Count the lines in the entries below that include the word "BALENYÀ". Give nothing but the number.

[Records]

* start *

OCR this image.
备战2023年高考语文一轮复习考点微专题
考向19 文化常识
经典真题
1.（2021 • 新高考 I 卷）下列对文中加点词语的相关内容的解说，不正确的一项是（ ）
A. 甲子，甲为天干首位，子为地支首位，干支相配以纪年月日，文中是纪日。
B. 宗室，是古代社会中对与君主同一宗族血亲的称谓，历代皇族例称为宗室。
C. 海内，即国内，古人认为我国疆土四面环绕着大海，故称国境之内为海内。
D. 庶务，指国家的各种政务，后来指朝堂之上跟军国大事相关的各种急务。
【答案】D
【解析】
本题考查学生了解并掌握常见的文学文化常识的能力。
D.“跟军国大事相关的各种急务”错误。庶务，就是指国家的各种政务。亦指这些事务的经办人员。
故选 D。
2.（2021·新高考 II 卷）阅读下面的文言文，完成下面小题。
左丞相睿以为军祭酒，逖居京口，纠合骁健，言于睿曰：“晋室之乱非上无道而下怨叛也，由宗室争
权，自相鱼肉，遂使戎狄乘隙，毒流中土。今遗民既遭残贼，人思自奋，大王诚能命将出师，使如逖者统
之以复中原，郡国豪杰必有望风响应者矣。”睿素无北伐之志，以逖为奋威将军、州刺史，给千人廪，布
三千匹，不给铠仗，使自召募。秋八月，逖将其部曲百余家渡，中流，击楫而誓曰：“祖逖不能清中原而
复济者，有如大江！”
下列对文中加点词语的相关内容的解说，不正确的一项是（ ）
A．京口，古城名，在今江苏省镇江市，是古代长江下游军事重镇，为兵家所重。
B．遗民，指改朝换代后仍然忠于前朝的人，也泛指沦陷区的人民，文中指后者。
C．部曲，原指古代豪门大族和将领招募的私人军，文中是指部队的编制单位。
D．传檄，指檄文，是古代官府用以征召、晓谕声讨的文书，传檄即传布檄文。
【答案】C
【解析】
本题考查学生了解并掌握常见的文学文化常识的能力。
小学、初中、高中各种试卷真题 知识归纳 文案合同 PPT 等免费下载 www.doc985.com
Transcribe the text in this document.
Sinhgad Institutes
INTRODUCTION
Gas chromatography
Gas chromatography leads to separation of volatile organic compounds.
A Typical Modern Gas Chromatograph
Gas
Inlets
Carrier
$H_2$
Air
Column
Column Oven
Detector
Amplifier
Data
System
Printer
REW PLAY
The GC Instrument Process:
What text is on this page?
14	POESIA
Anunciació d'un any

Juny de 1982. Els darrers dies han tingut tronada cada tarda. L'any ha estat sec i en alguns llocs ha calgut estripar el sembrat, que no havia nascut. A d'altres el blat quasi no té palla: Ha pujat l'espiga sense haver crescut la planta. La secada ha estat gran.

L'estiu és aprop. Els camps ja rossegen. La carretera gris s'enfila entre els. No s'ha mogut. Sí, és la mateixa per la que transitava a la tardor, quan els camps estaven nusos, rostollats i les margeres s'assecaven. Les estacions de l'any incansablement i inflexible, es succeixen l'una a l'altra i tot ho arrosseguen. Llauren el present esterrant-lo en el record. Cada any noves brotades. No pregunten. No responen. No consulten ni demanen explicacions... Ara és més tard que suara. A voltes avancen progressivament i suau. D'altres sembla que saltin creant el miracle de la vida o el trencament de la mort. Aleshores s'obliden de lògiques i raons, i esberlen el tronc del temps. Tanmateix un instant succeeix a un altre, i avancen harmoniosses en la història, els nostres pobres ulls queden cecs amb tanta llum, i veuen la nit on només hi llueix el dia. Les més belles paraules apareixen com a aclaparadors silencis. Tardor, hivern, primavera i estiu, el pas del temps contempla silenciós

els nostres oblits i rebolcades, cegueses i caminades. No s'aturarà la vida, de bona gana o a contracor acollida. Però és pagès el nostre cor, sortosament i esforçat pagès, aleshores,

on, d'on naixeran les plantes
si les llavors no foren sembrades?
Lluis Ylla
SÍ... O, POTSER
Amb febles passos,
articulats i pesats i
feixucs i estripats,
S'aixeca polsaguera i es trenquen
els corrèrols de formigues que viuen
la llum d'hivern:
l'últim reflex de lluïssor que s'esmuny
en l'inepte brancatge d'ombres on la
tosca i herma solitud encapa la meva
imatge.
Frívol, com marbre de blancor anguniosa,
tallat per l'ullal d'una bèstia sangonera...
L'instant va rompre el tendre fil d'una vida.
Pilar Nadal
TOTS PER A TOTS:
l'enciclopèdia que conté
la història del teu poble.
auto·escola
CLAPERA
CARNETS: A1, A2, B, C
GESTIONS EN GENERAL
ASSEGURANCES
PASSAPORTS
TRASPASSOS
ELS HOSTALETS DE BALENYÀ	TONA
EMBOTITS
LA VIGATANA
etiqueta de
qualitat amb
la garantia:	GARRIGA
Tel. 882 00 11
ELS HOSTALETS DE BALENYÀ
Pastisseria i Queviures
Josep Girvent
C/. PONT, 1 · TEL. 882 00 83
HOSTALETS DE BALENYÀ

* end *

RESULT OF THE EXERCISE: 3